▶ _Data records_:

-- BEGIN --

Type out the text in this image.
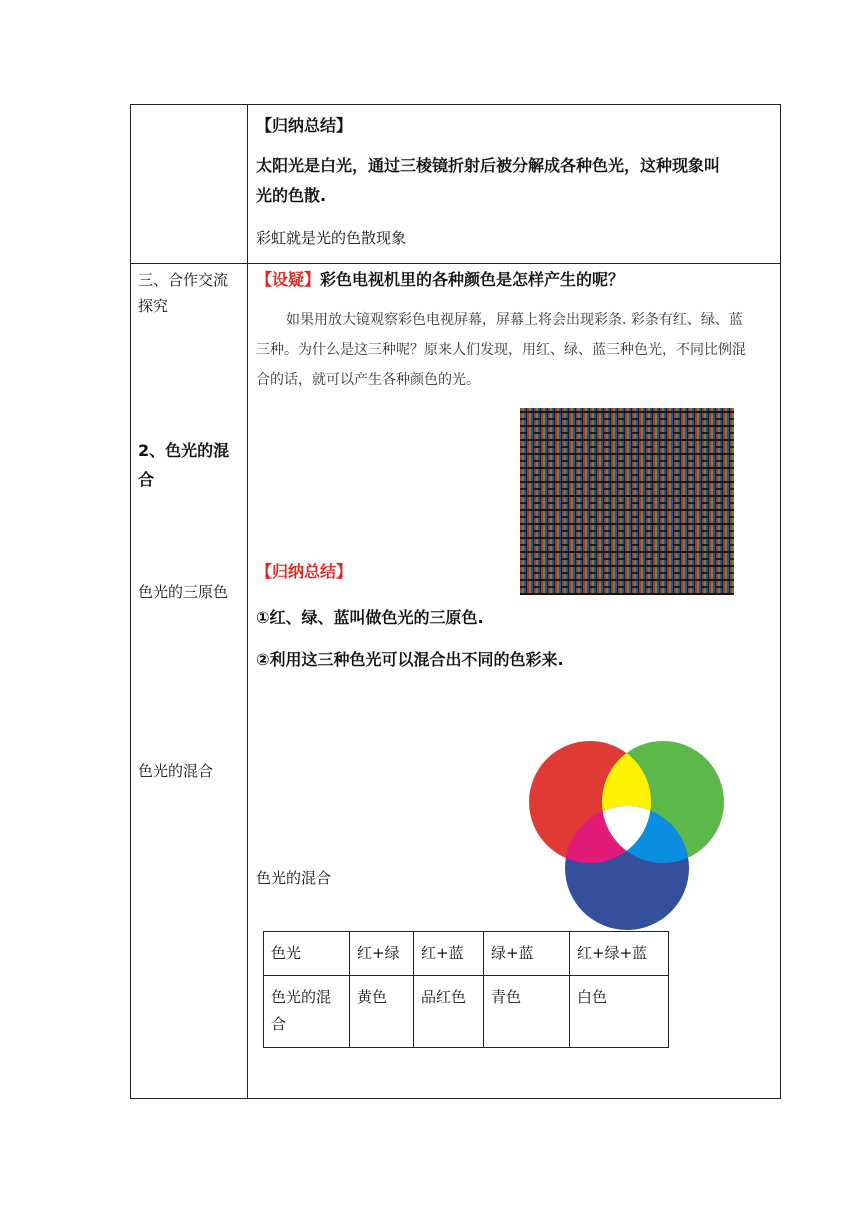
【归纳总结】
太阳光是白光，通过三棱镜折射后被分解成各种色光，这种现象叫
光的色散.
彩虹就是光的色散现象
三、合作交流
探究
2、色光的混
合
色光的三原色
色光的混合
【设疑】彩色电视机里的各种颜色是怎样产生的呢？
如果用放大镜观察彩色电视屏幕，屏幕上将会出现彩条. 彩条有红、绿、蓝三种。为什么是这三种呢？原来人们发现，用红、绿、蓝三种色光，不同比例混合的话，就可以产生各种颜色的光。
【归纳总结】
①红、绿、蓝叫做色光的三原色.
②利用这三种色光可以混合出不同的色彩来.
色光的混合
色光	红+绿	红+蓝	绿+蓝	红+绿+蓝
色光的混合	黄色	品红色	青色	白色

-- END --
-- BEGIN --

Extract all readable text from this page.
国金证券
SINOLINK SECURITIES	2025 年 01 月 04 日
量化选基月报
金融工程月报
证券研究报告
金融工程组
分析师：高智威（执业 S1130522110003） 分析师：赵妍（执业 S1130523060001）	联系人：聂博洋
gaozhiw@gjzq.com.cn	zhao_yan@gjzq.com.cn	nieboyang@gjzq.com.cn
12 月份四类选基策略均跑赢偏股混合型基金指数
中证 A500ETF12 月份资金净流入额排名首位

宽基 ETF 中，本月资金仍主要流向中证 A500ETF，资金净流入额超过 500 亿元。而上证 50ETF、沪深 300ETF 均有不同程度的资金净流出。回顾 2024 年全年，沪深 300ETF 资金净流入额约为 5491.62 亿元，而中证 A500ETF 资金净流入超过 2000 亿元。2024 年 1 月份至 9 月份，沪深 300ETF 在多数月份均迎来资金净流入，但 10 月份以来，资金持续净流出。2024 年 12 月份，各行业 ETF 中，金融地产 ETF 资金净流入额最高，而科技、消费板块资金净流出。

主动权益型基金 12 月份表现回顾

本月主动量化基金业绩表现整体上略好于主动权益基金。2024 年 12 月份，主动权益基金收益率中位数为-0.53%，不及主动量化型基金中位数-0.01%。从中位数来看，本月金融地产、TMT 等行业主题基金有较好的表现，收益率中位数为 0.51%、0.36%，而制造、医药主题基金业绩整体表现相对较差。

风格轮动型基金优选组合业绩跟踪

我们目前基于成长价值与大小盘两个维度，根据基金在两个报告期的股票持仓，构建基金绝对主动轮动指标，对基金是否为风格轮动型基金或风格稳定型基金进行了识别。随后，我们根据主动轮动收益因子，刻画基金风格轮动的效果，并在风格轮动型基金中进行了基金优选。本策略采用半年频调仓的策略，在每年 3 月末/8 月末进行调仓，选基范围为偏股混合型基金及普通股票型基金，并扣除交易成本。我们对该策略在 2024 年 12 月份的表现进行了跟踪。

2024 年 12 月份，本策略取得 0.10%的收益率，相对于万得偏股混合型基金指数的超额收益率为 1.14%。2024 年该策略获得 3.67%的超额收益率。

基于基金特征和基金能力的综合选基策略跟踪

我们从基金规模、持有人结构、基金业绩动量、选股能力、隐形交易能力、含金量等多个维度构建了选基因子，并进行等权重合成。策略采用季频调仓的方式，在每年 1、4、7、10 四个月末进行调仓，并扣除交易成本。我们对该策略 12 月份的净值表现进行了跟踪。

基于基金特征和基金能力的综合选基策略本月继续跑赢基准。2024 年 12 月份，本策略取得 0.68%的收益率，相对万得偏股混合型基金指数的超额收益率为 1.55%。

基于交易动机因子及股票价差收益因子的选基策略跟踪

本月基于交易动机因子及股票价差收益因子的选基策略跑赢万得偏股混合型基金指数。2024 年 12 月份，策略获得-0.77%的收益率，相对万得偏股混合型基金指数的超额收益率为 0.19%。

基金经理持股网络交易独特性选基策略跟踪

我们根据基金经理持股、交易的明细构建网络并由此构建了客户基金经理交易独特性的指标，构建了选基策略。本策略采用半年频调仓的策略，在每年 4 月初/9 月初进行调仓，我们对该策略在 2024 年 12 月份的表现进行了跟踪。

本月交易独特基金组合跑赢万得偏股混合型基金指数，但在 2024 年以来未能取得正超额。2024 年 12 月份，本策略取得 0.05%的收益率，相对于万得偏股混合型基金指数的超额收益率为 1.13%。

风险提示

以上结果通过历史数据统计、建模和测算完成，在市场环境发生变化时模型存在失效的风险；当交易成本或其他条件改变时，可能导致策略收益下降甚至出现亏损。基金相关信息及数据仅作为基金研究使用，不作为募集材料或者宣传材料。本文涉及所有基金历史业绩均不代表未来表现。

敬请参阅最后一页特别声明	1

-- END --
-- BEGIN --

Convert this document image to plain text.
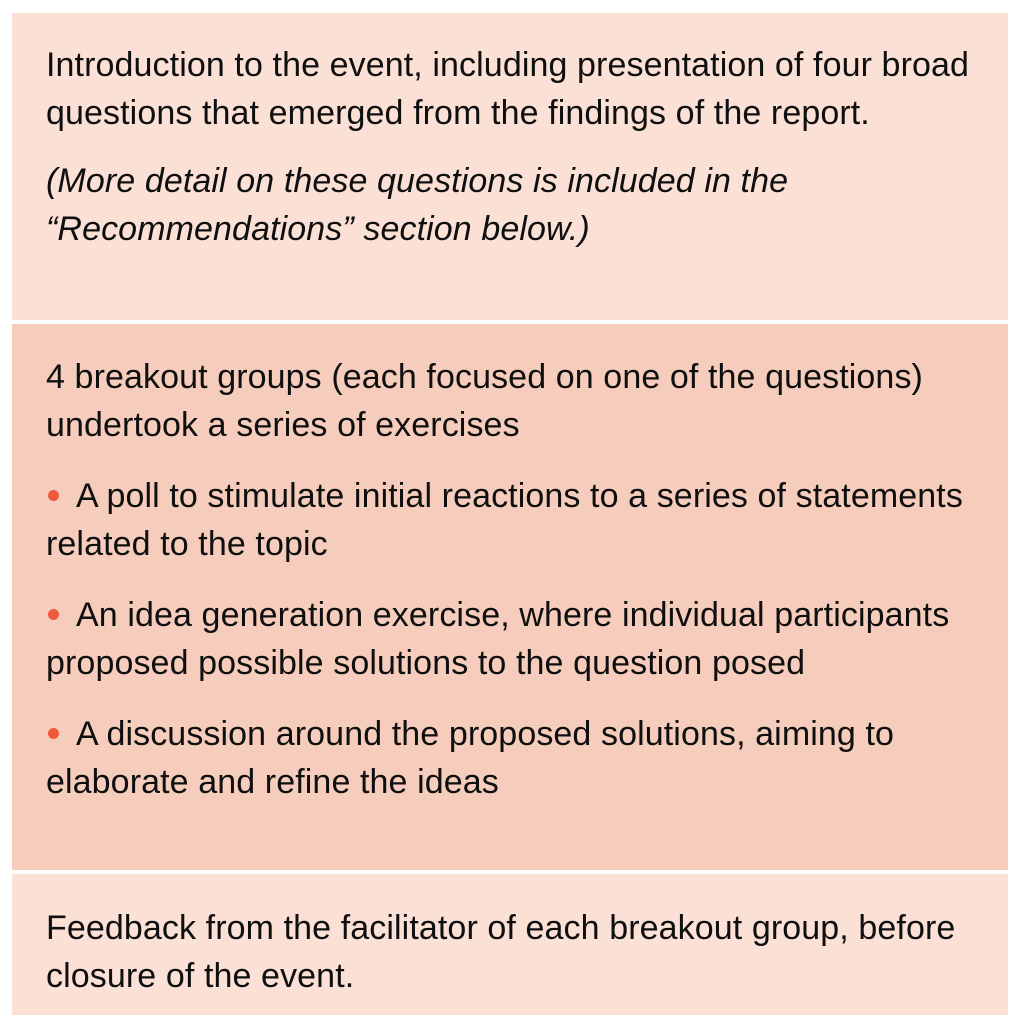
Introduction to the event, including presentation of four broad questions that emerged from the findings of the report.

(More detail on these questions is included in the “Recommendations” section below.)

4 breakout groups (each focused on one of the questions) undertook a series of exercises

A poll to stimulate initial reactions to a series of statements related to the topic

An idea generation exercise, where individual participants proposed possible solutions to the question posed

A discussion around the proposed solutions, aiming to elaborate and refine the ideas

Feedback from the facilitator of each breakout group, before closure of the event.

-- END --

▶ _Task prompt_:
Set out every line from the material that contains the string "breakout".

▶ _Complete output_:
4 breakout groups (each focused on one of the questions) undertook a series of exercises
Feedback from the facilitator of each breakout group, before closure of the event.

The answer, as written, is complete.